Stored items
────────────────

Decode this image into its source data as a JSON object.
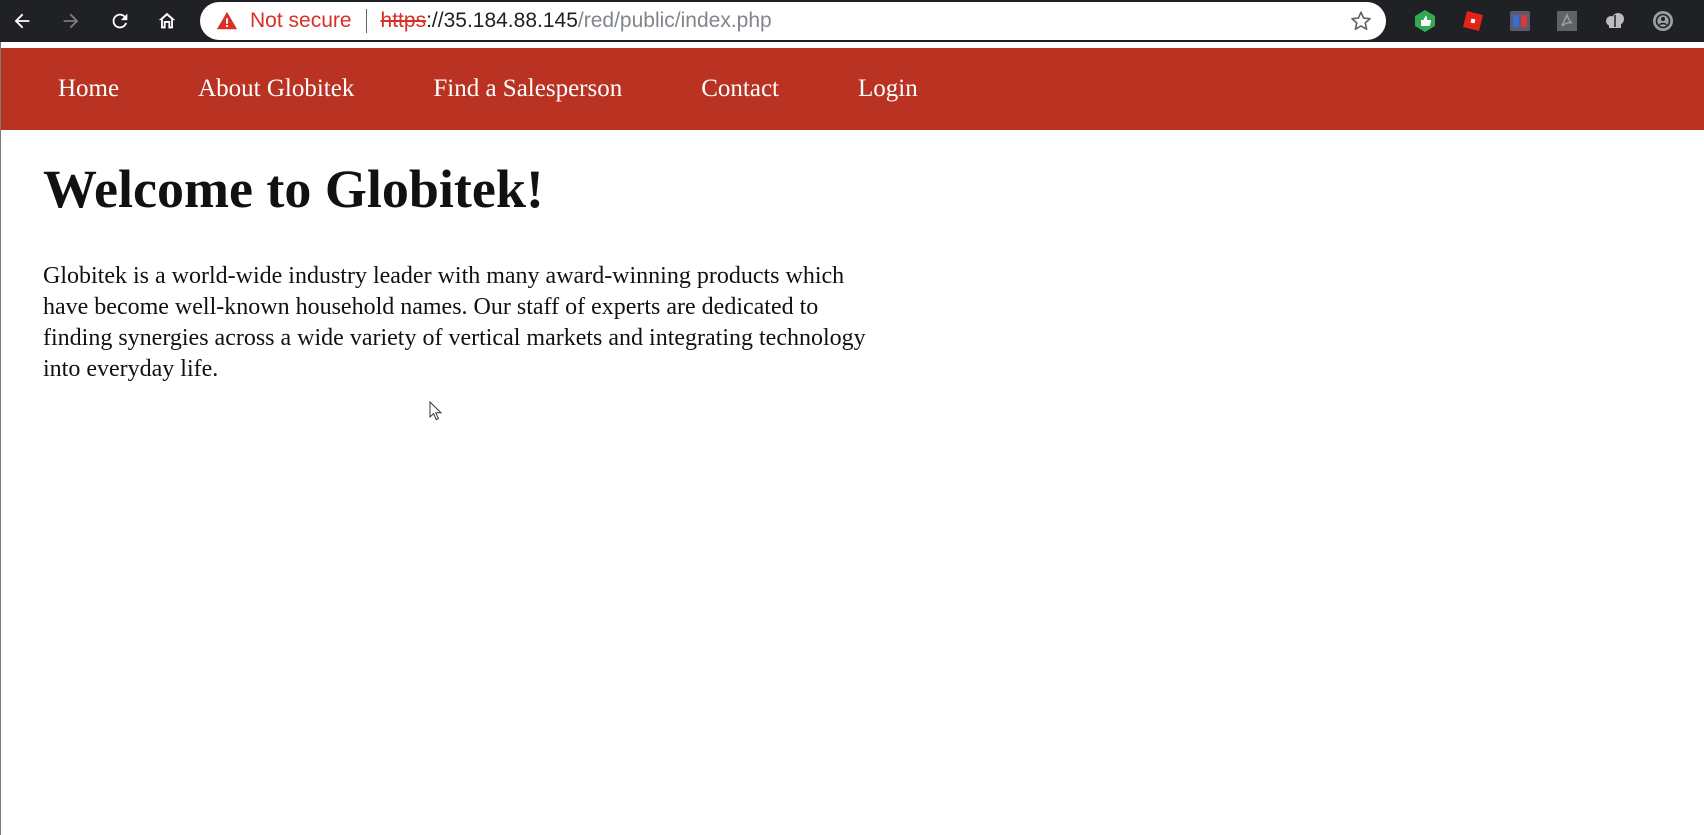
{
  "browser": {
    "security_label": "Not secure",
    "url_scheme": "https",
    "url_host": "://35.184.88.145",
    "url_path": "/red/public/index.php",
    "icons": [
      "back-icon",
      "forward-icon",
      "reload-icon",
      "home-icon",
      "warning-icon",
      "bookmark-star-icon"
    ],
    "extensions": [
      "thumbs-up-extension-icon",
      "roblox-extension-icon",
      "extension-icon",
      "pdf-extension-icon",
      "cloud-extension-icon",
      "profile-icon"
    ]
  },
  "site_nav": {
    "background": "#b93222",
    "items": [
      {
        "label": "Home"
      },
      {
        "label": "About Globitek"
      },
      {
        "label": "Find a Salesperson"
      },
      {
        "label": "Contact"
      },
      {
        "label": "Login"
      }
    ]
  },
  "main": {
    "heading": "Welcome to Globitek!",
    "body": "Globitek is a world-wide industry leader with many award-winning products which have become well-known household names. Our staff of experts are dedicated to finding synergies across a wide variety of vertical markets and integrating technology into everyday life."
  }
}
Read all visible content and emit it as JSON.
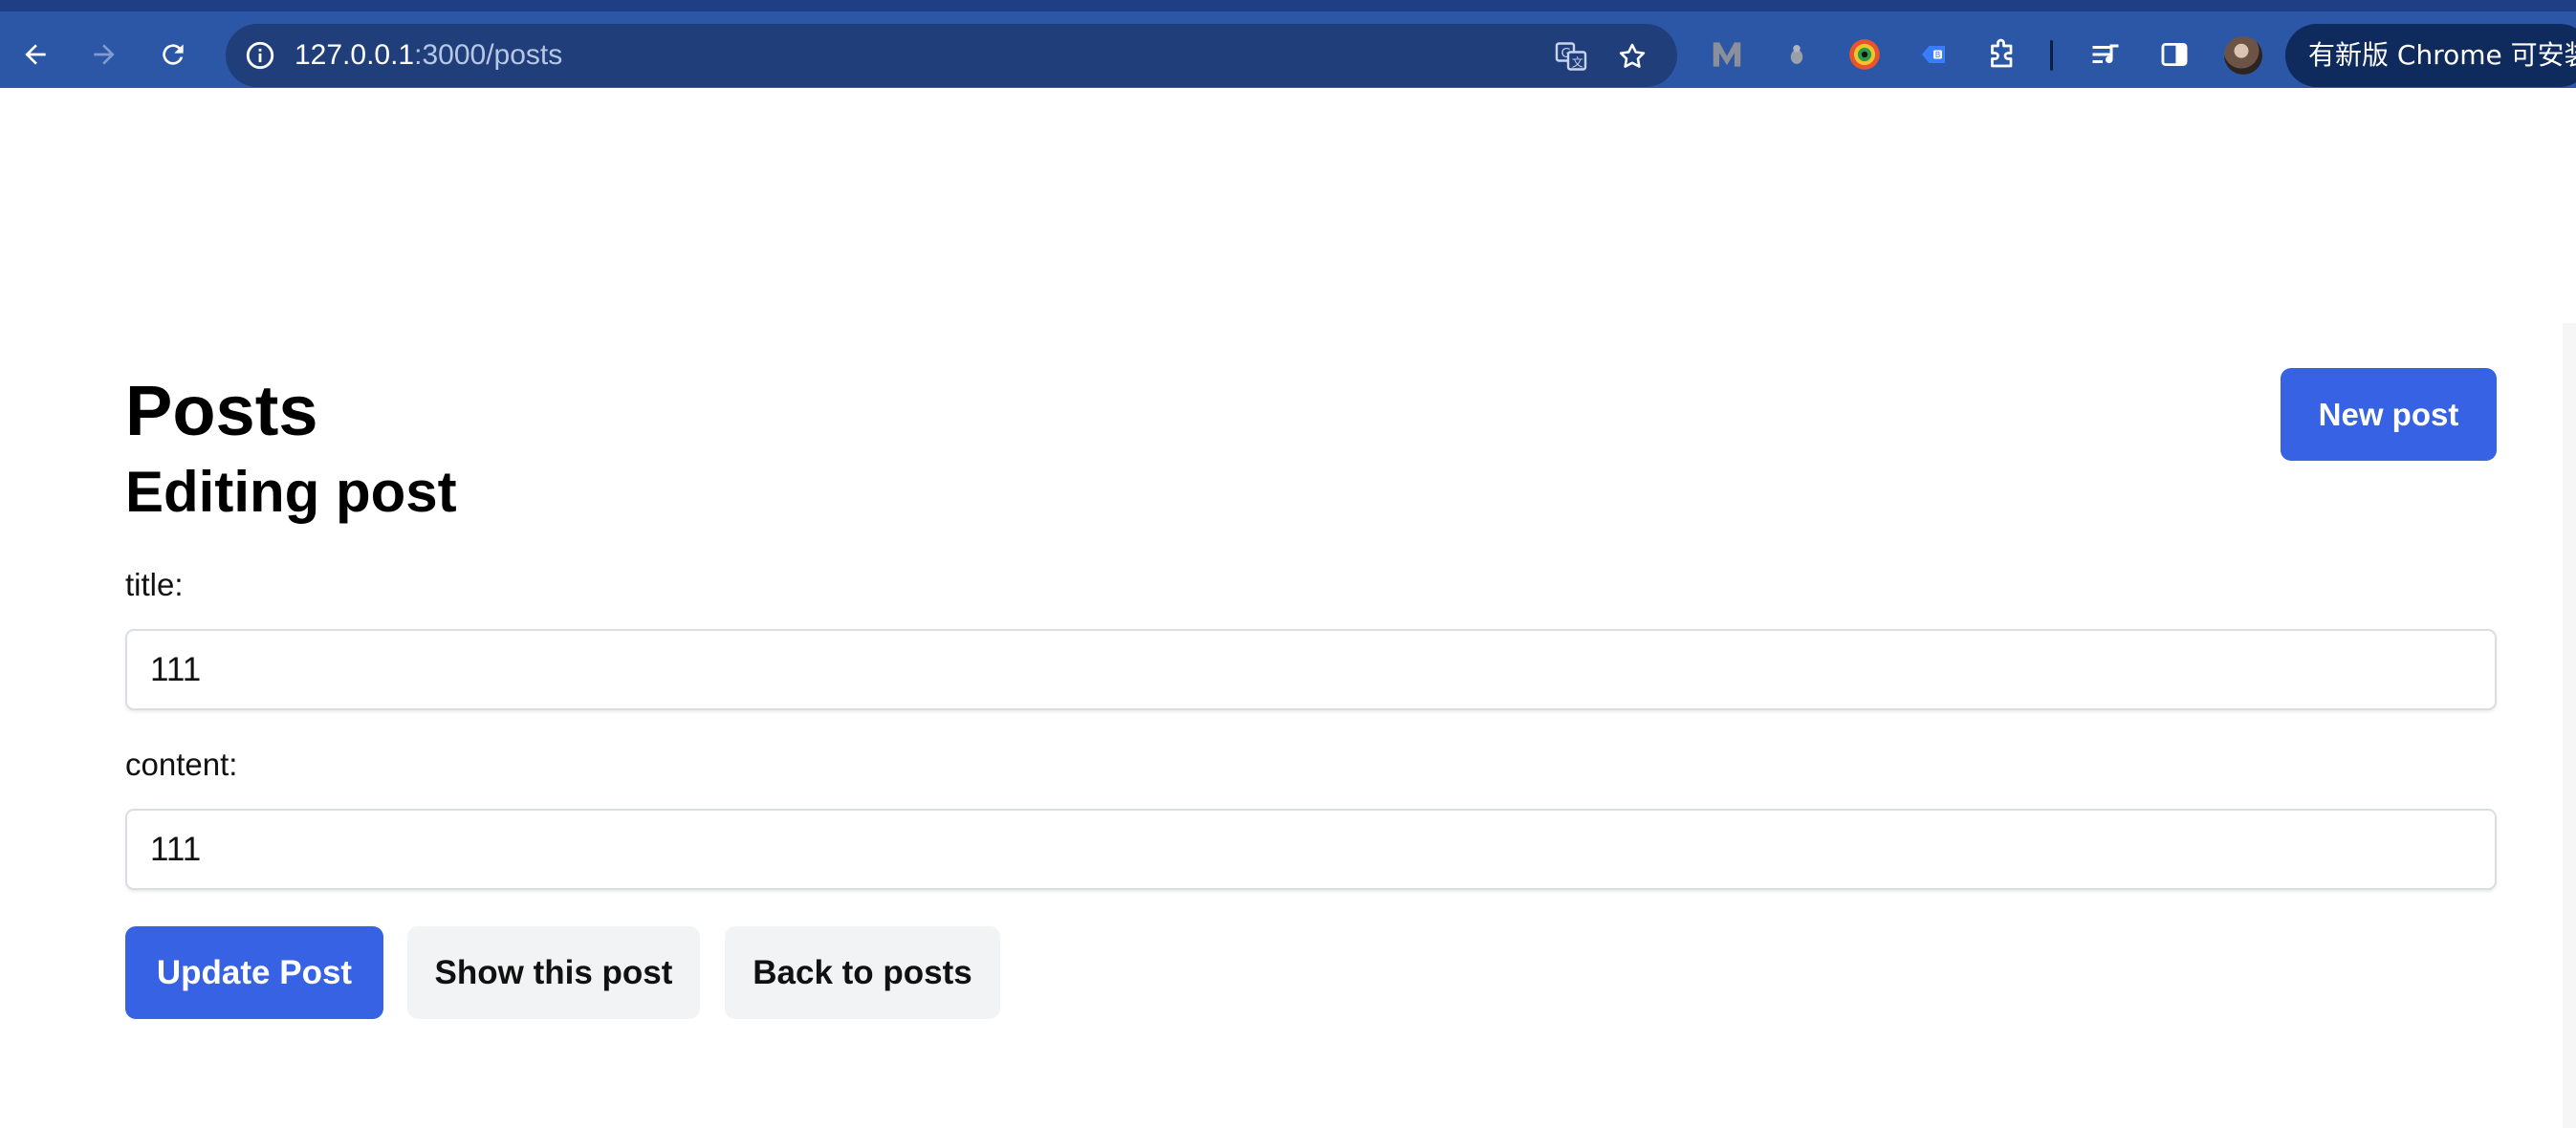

────────────────

#### Task directions:
Reproduce the full listing faithfully, but do not carry over any pictures.

#### Output below:
Decode this image into its source data as a JSON object.
{
  "browser": {
    "security_label": "Not secure",
    "url_scheme": "https",
    "url_host": "://35.184.88.145",
    "url_path": "/red/public/index.php",
    "icons": [
      "back-icon",
      "forward-icon",
      "reload-icon",
      "home-icon",
      "warning-icon",
      "bookmark-star-icon"
    ],
    "extensions": [
      "thumbs-up-extension-icon",
      "roblox-extension-icon",
      "extension-icon",
      "pdf-extension-icon",
      "cloud-extension-icon",
      "profile-icon"
    ]
  },
  "site_nav": {
    "background": "#b93222",
    "items": [
      {
        "label": "Home"
      },
      {
        "label": "About Globitek"
      },
      {
        "label": "Find a Salesperson"
      },
      {
        "label": "Contact"
      },
      {
        "label": "Login"
      }
    ]
  },
  "main": {
    "heading": "Welcome to Globitek!",
    "body": "Globitek is a world-wide industry leader with many award-winning products which have become well-known household names. Our staff of experts are dedicated to finding synergies across a wide variety of vertical markets and integrating technology into everyday life."
  }
}
Read all visible content and emit it as JSON.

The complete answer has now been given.